## Source extract
- - - - - - -
You may also notice that I’ve mocked the OperationContext.
Thanks to WCFMock, a mocking framework for WCF services.
I won’t include this code, but you can get it here.
I’ve used the popular NUnit test framework and RhinoMocks for the stubbing and mocking.
Both pulled into the solution using NuGet.
Most useful documentation for RhinoMocks:
http://ayende.com/Wiki/Rhino+Mocks+3.5.ashx
http://ayende.com/wiki/Rhino+Mocks.ashx

For this project I used NLog and wrapped it.
Now you start to get an idea of how to use the sanitisation.

using System;
using System.ServiceModel;
using System.ServiceModel.Channels;
using NUnit.Framework;
using System.Configuration;
using Rhino.Mocks;
using Common.Wrapper.Log;
using MockedOperationContext = System.ServiceModel.Web.MockedOperationContext;
using Common.WcfHelpers.ErrorHandling.Exceptions;

namespace Sanitisation.UnitTest
{
    [TestFixture]
    public class SanitiseTest
    {
        private const string _myTestIpv4Address = "My.Test.Ipv4.Address";
        private readonly int _maxLengthHtmlEncodedUserInput = int.Parse(ConfigurationManager.AppSettings["MaxLengthHtmlEncodedUserInput"]);
        private readonly int _maxLengthHtmlDecodedUserInput = int.Parse(ConfigurationManager.AppSettings["MaxLengthHtmlDecodedUserInput"]);
        private readonly string _encodedUserInput_thatsMaxDecodedLength = @"One #x2F &amp;#x2F; two amp &amp; three #x27 &amp;#x27; four lt < five quot " six gt >.
One #x2F &amp;#x2F; two amp &amp; three #x27 &amp;#x27; four lt < five quot " six gt >.
- - - - - - -
## Actions to take
[1] According to the sanitisation test extract, what tool was used to pull NUnit and RhinoMocks into the solution?
[2] Extend the sanitisation test extract, starting right after its final line.

Spatial annotation entries:
- - - - - - -
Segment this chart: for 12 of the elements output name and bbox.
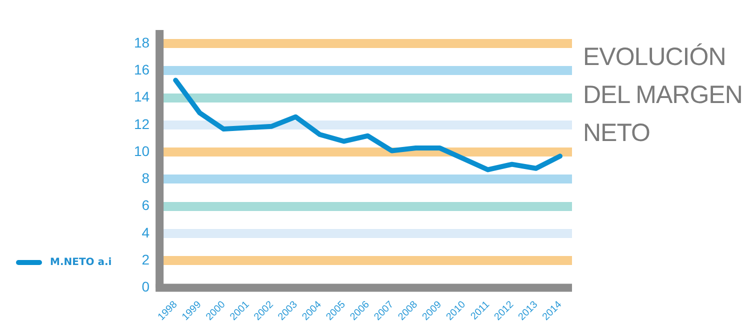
y-tick-label: 4 [142,224,150,240]
text: EVOLUCIÓN DEL MARGEN NETO [583,42,744,149]
y-tick-label: 10 [134,142,150,159]
y-tick-label: 14 [134,88,150,105]
y-tick-label: 8 [142,170,150,186]
y-tick-label: 2 [142,252,150,268]
y-tick-label: 6 [142,197,150,214]
legend-label: M.NETO a.i [50,257,112,268]
y-tick-label: 0 [142,278,150,295]
y-tick-label: 12 [134,116,150,132]
y-tick-label: 18 [134,34,150,50]
y-tick-label: 16 [134,62,150,78]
- - - - - - -
## Exercise results
[1] NuGet

[2]
One #x2F &amp;#x2F; two amp &amp; three #x27 &amp;#x27; four lt < five quot " six gt >.
One #x2F &amp;#x2F; two amp &amp; three #x27 &amp;#x27; four lt < five quot " six gt >.
One #x2F &amp;#x2F; two amp &amp; three #x27 &amp;#x27; four lt < five quot " six gt >.
One #x2F &amp;#x2F; two amp &amp; three #x27 &amp;#x27; four lt < five quot " six gt >.";
        private readonly string _decodedUserInput_thatsMaxLength = @"One #x2F / two amp & three #x27 ' four lt < five quot "" six gt >.
One #x2F / two amp & three #x27 ' four lt < five quot "" six gt >.
One #x2F / two amp & three #x27 ' four lt < five quot "" six gt >.
One #x2F / two amp & three #x27 ' four lt < five quot "" six gt >.
One #x2F / two amp & three #x27 ' four lt < five quot "" six gt >.
One #x2F / two amp & three #x27 ' four lt < five quot "" six gt >.";

        [Test]
        public void Sanitise_UserInput_WhenGivenNull_ShouldReturnEmptyString()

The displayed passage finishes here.